[Collected data]
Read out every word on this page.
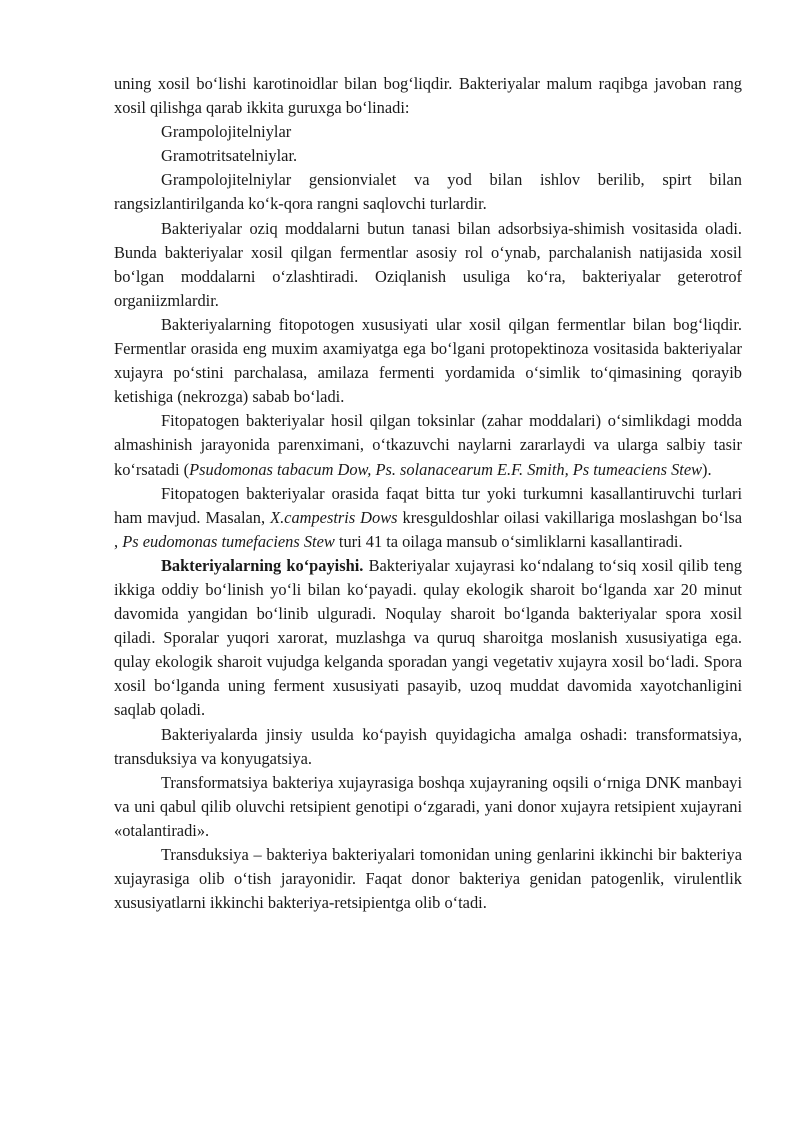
uning xosil bo‘lishi karotinoidlar bilan bog‘liqdir. Bakteriyalar malum raqibga javoban rang xosil qilishga qarab ikkita guruxga bo‘linadi:

Grampolojitelniylar

Gramotritsatelniylar.

Grampolojitelniylar gensionvialet va yod bilan ishlov berilib, spirt bilan rangsizlantirilganda ko‘k-qora rangni saqlovchi turlardir.

Bakteriyalar oziq moddalarni butun tanasi bilan adsorbsiya-shimish vositasida oladi. Bunda bakteriyalar xosil qilgan fermentlar asosiy rol o‘ynab, parchalanish natijasida xosil bo‘lgan moddalarni o‘zlashtiradi. Oziqlanish usuliga ko‘ra, bakteriyalar geterotrof organiizmlardir.

Bakteriyalarning fitopotogen xususiyati ular xosil qilgan fermentlar bilan bog‘liqdir. Fermentlar orasida eng muxim axamiyatga ega bo‘lgani protopektinoza vositasida bakteriyalar xujayra po‘stini parchalasa, amilaza fermenti yordamida o‘simlik to‘qimasining qorayib ketishiga (nekrozga) sabab bo‘ladi.

Fitopatogen bakteriyalar hosil qilgan toksinlar (zahar moddalari) o‘simlikdagi modda almashinish jarayonida parenximani, o‘tkazuvchi naylarni zararlaydi va ularga salbiy tasir ko‘rsatadi (Psudomonas tabacum Dow, Ps. solanacearum E.F. Smith, Ps tumeaciens Stew).

Fitopatogen bakteriyalar orasida faqat bitta tur yoki turkumni kasallantiruvchi turlari ham mavjud. Masalan, X.campestris Dows kresguldoshlar oilasi vakillariga moslashgan bo‘lsa , Ps eudomonas tumefaciens Stew turi 41 ta oilaga mansub o‘simliklarni kasallantiradi.

Bakteriyalarning ko‘payishi. Bakteriyalar xujayrasi ko‘ndalang to‘siq xosil qilib teng ikkiga oddiy bo‘linish yo‘li bilan ko‘payadi. qulay ekologik sharoit bo‘lganda xar 20 minut davomida yangidan bo‘linib ulguradi. Noqulay sharoit bo‘lganda bakteriyalar spora xosil qiladi. Sporalar yuqori xarorat, muzlashga va quruq sharoitga moslanish xususiyatiga ega. qulay ekologik sharoit vujudga kelganda sporadan yangi vegetativ xujayra xosil bo‘ladi. Spora xosil bo‘lganda uning ferment xususiyati pasayib, uzoq muddat davomida xayotchanligini saqlab qoladi.

Bakteriyalarda jinsiy usulda ko‘payish quyidagicha amalga oshadi: transformatsiya, transduksiya va konyugatsiya.

Transformatsiya bakteriya xujayrasiga boshqa xujayraning oqsili o‘rniga DNK manbayi va uni qabul qilib oluvchi retsipient genotipi o‘zgaradi, yani donor xujayra retsipient xujayrani «otalantiradi».

Transduksiya – bakteriya bakteriyalari tomonidan uning genlarini ikkinchi bir bakteriya xujayrasiga olib o‘tish jarayonidir. Faqat donor bakteriya genidan patogenlik, virulentlik xususiyatlarni ikkinchi bakteriya-retsipientga olib o‘tadi.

__TASK INSTRUCTIONS__.
Set down all the entries exactly as they appear, but skip any pictures.

__TASK OUTPUT__.
Read out every word on this page.
uning xosil bo‘lishi karotinoidlar bilan bog‘liqdir. Bakteriyalar malum raqibga javoban rang xosil qilishga qarab ikkita guruxga bo‘linadi:

Grampolojitelniylar

Gramotritsatelniylar.

Grampolojitelniylar gensionvialet va yod bilan ishlov berilib, spirt bilan rangsizlantirilganda ko‘k-qora rangni saqlovchi turlardir.

Bakteriyalar oziq moddalarni butun tanasi bilan adsorbsiya-shimish vositasida oladi. Bunda bakteriyalar xosil qilgan fermentlar asosiy rol o‘ynab, parchalanish natijasida xosil bo‘lgan moddalarni o‘zlashtiradi. Oziqlanish usuliga ko‘ra, bakteriyalar geterotrof organiizmlardir.

Bakteriyalarning fitopotogen xususiyati ular xosil qilgan fermentlar bilan bog‘liqdir. Fermentlar orasida eng muxim axamiyatga ega bo‘lgani protopektinoza vositasida bakteriyalar xujayra po‘stini parchalasa, amilaza fermenti yordamida o‘simlik to‘qimasining qorayib ketishiga (nekrozga) sabab bo‘ladi.

Fitopatogen bakteriyalar hosil qilgan toksinlar (zahar moddalari) o‘simlikdagi modda almashinish jarayonida parenximani, o‘tkazuvchi naylarni zararlaydi va ularga salbiy tasir ko‘rsatadi (Psudomonas tabacum Dow, Ps. solanacearum E.F. Smith, Ps tumeaciens Stew).

Fitopatogen bakteriyalar orasida faqat bitta tur yoki turkumni kasallantiruvchi turlari ham mavjud. Masalan, X.campestris Dows kresguldoshlar oilasi vakillariga moslashgan bo‘lsa , Ps eudomonas tumefaciens Stew turi 41 ta oilaga mansub o‘simliklarni kasallantiradi.

Bakteriyalarning ko‘payishi. Bakteriyalar xujayrasi ko‘ndalang to‘siq xosil qilib teng ikkiga oddiy bo‘linish yo‘li bilan ko‘payadi. qulay ekologik sharoit bo‘lganda xar 20 minut davomida yangidan bo‘linib ulguradi. Noqulay sharoit bo‘lganda bakteriyalar spora xosil qiladi. Sporalar yuqori xarorat, muzlashga va quruq sharoitga moslanish xususiyatiga ega. qulay ekologik sharoit vujudga kelganda sporadan yangi vegetativ xujayra xosil bo‘ladi. Spora xosil bo‘lganda uning ferment xususiyati pasayib, uzoq muddat davomida xayotchanligini saqlab qoladi.

Bakteriyalarda jinsiy usulda ko‘payish quyidagicha amalga oshadi: transformatsiya, transduksiya va konyugatsiya.

Transformatsiya bakteriya xujayrasiga boshqa xujayraning oqsili o‘rniga DNK manbayi va uni qabul qilib oluvchi retsipient genotipi o‘zgaradi, yani donor xujayra retsipient xujayrani «otalantiradi».

Transduksiya – bakteriya bakteriyalari tomonidan uning genlarini ikkinchi bir bakteriya xujayrasiga olib o‘tish jarayonidir. Faqat donor bakteriya genidan patogenlik, virulentlik xususiyatlarni ikkinchi bakteriya-retsipientga olib o‘tadi.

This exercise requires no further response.